(Figure record extracts)
^^^^^^^^^^^^^^^^
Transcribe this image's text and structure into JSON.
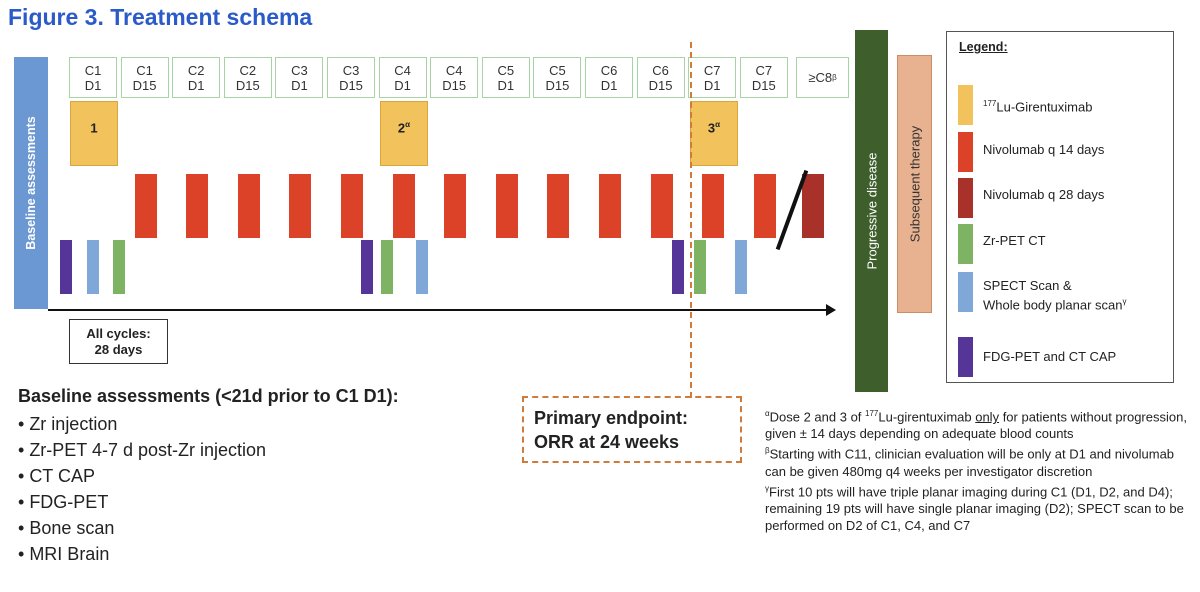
{
  "title": "Figure 3. Treatment schema",
  "baseline_bar_label": "Baseline assessments",
  "cycles": [
    {
      "c": "C1",
      "d": "D1"
    },
    {
      "c": "C1",
      "d": "D15"
    },
    {
      "c": "C2",
      "d": "D1"
    },
    {
      "c": "C2",
      "d": "D15"
    },
    {
      "c": "C3",
      "d": "D1"
    },
    {
      "c": "C3",
      "d": "D15"
    },
    {
      "c": "C4",
      "d": "D1"
    },
    {
      "c": "C4",
      "d": "D15"
    },
    {
      "c": "C5",
      "d": "D1"
    },
    {
      "c": "C5",
      "d": "D15"
    },
    {
      "c": "C6",
      "d": "D1"
    },
    {
      "c": "C6",
      "d": "D15"
    },
    {
      "c": "C7",
      "d": "D1"
    },
    {
      "c": "C7",
      "d": "D15"
    }
  ],
  "last_cycle": {
    "label": "≥C8",
    "sup": "β"
  },
  "lu_doses": [
    {
      "label": "1",
      "sup": ""
    },
    {
      "label": "2",
      "sup": "α"
    },
    {
      "label": "3",
      "sup": "α"
    }
  ],
  "cycles_note": {
    "line1": "All cycles:",
    "line2": "28 days"
  },
  "primary_endpoint": {
    "line1": "Primary endpoint:",
    "line2": "ORR at 24 weeks"
  },
  "progressive_disease": "Progressive disease",
  "subsequent_therapy": "Subsequent therapy",
  "legend": {
    "title": "Legend:",
    "items": [
      {
        "sup": "177",
        "label": "Lu-Girentuximab",
        "color": "#f2c35d"
      },
      {
        "label": "Nivolumab q 14 days",
        "color": "#dc4228"
      },
      {
        "label": "Nivolumab q 28 days",
        "color": "#a8322a"
      },
      {
        "label": "Zr-PET CT",
        "color": "#7db363"
      },
      {
        "label": "SPECT Scan &",
        "label2": "Whole body planar scan",
        "sup2": "γ",
        "color": "#7fa8d8"
      },
      {
        "label": "FDG-PET and CT CAP",
        "color": "#553597"
      }
    ]
  },
  "baseline_assessments": {
    "heading": "Baseline assessments (<21d prior to C1 D1):",
    "items": [
      "Zr injection",
      "Zr-PET 4-7 d post-Zr injection",
      "CT CAP",
      "FDG-PET",
      "Bone scan",
      "MRI Brain"
    ]
  },
  "footnotes": {
    "alpha": {
      "mark": "α",
      "pre": "Dose 2 and 3 of ",
      "sup": "177",
      "mid": "Lu-girentuximab ",
      "underline": "only",
      "post": " for patients without progression, given ± 14 days depending on adequate blood counts"
    },
    "beta": {
      "mark": "β",
      "text": "Starting with C11, clinician evaluation will be only at D1 and nivolumab can be given 480mg q4 weeks per investigator discretion"
    },
    "gamma": {
      "mark": "γ",
      "text": "First 10 pts will have triple planar imaging during C1 (D1, D2, and D4); remaining 19 pts will have single planar imaging (D2); SPECT scan to be performed on D2 of C1, C4, and C7"
    }
  }
}
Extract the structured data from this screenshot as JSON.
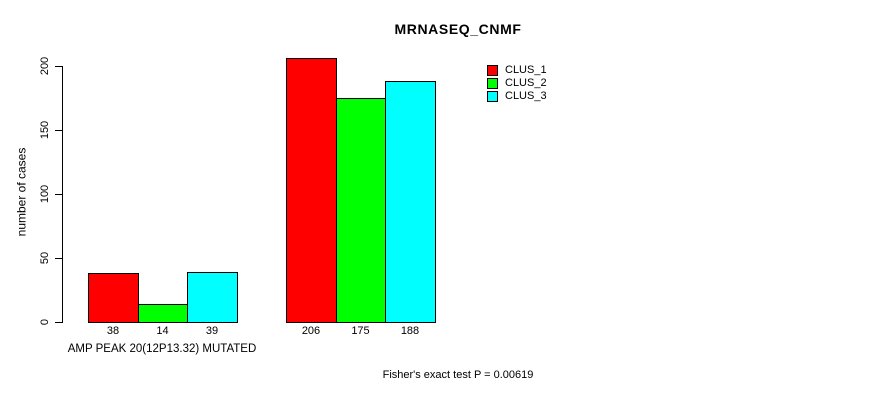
{
  "chart_data": {
    "type": "bar",
    "title": "MRNASEQ_CNMF",
    "ylabel": "number of cases",
    "ylim": [
      0,
      210
    ],
    "yticks": [
      0,
      50,
      100,
      150,
      200
    ],
    "grid": false,
    "legend_position": "top-right",
    "categories": [
      "AMP PEAK 20(12P13.32) MUTATED",
      ""
    ],
    "series": [
      {
        "name": "CLUS_1",
        "color": "#ff0000",
        "values": [
          38,
          206
        ]
      },
      {
        "name": "CLUS_2",
        "color": "#00ff00",
        "values": [
          14,
          175
        ]
      },
      {
        "name": "CLUS_3",
        "color": "#00ffff",
        "values": [
          39,
          188
        ]
      }
    ],
    "bar_value_labels": [
      [
        38,
        14,
        39
      ],
      [
        206,
        175,
        188
      ]
    ],
    "annotation": "Fisher's exact test P = 0.00619"
  }
}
^^^^^^^^^^^^^^^^
**INSTRUCTIONS TO FOLLOW:**
Copy task for the entries above: every line with the string "only".

**THE COMPLETED TASK:**
      "underline": "only",
      "text": "Starting with C11, clinician evaluation will be only at D1 and nivolumab can be given 480mg q4 weeks per investigator discretion"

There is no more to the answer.